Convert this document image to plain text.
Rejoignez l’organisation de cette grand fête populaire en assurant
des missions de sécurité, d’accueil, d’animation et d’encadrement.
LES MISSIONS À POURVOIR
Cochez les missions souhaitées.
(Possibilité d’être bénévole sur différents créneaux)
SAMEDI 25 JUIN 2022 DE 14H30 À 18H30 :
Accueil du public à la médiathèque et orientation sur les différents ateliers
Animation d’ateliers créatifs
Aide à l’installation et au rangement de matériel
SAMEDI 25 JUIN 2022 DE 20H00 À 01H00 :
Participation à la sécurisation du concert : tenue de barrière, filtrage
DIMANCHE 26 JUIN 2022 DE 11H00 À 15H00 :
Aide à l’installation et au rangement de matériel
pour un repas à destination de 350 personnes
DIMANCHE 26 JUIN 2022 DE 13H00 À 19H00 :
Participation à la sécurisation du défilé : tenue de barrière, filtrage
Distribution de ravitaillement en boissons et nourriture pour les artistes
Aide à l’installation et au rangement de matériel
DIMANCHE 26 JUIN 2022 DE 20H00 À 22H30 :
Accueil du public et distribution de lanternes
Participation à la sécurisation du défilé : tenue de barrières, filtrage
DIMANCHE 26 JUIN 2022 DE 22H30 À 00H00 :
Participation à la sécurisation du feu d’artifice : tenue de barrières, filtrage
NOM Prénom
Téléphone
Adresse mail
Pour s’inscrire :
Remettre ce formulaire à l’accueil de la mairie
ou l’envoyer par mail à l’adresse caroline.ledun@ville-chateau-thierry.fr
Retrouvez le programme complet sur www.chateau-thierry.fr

..........

EXERCISE =
Search the entries for the word "DIMANCHE" and copy every line that has it.

TASK ANSWER =
DIMANCHE 26 JUIN 2022 DE 11H00 À 15H00 :
DIMANCHE 26 JUIN 2022 DE 13H00 À 19H00 :
DIMANCHE 26 JUIN 2022 DE 20H00 À 22H30 :
DIMANCHE 26 JUIN 2022 DE 22H30 À 00H00 :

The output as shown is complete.